▶ **Given problem**
In the text on the five characteristics of cloud computing, why does resource pooling carry a sense of location independence? Answer in one to three sentences.

▶ **Selected text**
Cloud computing promotes availability and has five essential characteristics:

The first characteristic is on-demand self-service. A consumer can unilaterally provision computing capabilities, such as server time and network storage, as needed automatically, without requiring human interaction with each service’s provider.

The second characteristic is broad network access. Capabilities are available over the network and accessed through standard mechanisms that promote use by heterogeneous thin or thick client platforms. Some examples of such client platforms include mobile phones, laptops, and personal digital assistant or PDA.

The third characteristic is resource pooling. The provider’s computing resources are pooled to serve multiple consumers using a multi-tenant model which is basically defined as sharing of computing resources with multiple clients by means of virtual safeguards, with different physical and virtual resources dynamically assigned and reassigned according to consumer demand. There is a sense of location independence in that the customer generally has no control or knowledge over the exact location of the provided resources but may be able to specify location at a higher level of abstraction, for example, country, state, or datacenter. Examples of resources include storage, processing, memory, network bandwidth, and virtual machines.

The fourth characteristic is rapid elasticity. Capabilities can be rapidly and elastically provisioned, in some cases automatically, to quickly scale out. Capabilities can also be rapidly released to quickly scale in. To the consumer, the capabilities available for provisioning often appear to be unlimited and can be purchased in any quantity at any time.

The last characteristic is measured service. Cloud systems automatically control and optimize resource use by leveraging a metering capability at some level of abstraction appropriate to the type of service, for example, storage, processing, bandwidth, and active user accounts. Resource usage can be monitored, controlled, and reported, providing transparency for both the provider and the consumer of the utilized service.

▶ **Rows**
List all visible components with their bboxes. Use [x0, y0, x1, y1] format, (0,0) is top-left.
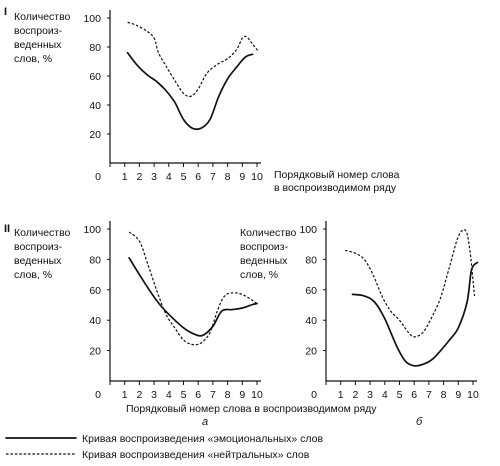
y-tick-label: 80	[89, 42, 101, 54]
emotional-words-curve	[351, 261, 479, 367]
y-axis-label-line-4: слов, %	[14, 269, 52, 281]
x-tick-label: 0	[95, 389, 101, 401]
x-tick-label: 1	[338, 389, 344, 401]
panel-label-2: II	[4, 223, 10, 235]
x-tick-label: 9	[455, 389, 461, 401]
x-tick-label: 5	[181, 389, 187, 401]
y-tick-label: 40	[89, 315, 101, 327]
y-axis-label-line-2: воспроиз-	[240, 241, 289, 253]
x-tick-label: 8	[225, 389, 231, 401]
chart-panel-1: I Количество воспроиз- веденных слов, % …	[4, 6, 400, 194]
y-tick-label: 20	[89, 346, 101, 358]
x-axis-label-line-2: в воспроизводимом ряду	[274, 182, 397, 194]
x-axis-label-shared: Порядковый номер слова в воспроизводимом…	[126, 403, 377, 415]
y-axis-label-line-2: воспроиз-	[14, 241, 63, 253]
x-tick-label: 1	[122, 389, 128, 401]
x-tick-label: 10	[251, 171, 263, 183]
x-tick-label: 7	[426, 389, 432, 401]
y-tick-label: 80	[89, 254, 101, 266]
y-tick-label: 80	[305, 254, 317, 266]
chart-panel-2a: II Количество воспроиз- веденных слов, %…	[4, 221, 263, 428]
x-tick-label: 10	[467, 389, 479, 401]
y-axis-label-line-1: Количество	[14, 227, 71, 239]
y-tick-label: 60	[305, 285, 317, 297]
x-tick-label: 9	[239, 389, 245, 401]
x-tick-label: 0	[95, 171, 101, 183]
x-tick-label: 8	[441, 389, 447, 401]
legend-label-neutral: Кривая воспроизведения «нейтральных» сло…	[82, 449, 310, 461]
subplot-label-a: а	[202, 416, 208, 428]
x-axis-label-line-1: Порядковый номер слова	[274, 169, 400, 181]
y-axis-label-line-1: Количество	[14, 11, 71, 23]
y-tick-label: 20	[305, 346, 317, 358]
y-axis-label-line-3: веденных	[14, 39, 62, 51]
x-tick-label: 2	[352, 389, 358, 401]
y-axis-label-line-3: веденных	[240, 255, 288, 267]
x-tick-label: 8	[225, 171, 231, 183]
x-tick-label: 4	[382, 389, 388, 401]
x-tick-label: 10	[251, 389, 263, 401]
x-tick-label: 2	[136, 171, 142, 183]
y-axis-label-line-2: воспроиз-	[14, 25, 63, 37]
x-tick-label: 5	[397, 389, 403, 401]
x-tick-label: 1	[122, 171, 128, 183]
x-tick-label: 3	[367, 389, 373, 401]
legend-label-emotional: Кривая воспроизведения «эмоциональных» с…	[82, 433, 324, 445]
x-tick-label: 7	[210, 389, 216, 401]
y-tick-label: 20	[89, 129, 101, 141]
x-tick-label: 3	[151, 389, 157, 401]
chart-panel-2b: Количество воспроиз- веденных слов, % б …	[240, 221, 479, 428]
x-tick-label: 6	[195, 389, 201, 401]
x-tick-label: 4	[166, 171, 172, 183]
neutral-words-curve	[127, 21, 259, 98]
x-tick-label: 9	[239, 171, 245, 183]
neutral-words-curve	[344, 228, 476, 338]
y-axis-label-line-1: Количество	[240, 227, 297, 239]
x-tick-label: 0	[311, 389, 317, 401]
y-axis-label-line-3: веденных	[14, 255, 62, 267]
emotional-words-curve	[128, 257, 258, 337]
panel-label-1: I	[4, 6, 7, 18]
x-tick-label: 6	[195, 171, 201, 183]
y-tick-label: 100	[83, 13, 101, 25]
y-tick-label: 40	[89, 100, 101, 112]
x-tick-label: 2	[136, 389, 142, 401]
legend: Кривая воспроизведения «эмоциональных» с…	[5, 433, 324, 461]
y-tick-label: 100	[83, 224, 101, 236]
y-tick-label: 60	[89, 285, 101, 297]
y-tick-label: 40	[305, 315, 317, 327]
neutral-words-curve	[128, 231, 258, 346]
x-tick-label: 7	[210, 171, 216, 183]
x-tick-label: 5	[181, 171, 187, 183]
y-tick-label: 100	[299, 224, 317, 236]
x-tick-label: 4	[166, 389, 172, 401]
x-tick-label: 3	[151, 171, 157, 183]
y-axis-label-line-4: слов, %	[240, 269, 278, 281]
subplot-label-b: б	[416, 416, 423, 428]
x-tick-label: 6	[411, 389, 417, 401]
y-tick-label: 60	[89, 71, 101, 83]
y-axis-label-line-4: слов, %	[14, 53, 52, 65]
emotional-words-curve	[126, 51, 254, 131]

==

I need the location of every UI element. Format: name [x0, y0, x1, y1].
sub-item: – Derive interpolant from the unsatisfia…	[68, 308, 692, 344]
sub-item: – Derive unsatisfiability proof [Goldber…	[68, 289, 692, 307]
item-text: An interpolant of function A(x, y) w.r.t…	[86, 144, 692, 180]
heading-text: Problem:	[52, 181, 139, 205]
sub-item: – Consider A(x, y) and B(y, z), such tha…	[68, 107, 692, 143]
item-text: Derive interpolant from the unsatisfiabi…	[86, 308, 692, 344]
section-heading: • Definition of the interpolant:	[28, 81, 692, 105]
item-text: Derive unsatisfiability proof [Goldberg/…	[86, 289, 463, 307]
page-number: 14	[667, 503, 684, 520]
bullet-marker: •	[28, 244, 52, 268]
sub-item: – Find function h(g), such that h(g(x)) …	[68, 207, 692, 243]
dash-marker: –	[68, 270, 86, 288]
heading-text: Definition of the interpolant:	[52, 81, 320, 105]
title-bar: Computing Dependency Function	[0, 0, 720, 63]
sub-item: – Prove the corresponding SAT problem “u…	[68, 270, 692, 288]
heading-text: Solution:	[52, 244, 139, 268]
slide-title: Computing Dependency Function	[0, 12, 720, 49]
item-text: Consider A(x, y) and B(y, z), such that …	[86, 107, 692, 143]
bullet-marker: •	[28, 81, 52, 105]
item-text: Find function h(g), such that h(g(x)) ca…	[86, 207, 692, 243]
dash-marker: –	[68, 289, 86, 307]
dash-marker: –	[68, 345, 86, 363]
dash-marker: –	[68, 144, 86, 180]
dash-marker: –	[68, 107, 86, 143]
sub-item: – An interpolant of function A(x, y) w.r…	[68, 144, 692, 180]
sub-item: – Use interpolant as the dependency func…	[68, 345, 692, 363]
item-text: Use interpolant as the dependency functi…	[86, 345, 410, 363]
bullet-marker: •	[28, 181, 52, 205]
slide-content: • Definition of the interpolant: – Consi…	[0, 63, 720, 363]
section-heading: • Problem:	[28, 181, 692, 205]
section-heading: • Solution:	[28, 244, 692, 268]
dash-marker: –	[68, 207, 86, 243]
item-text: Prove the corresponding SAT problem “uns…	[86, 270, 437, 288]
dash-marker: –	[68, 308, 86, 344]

▶ **Exercise result**
The customer generally has no control over or knowledge of the exact location of the resources provided. At most, the customer may be able to specify location at a higher level of abstraction, such as country, state, or datacenter.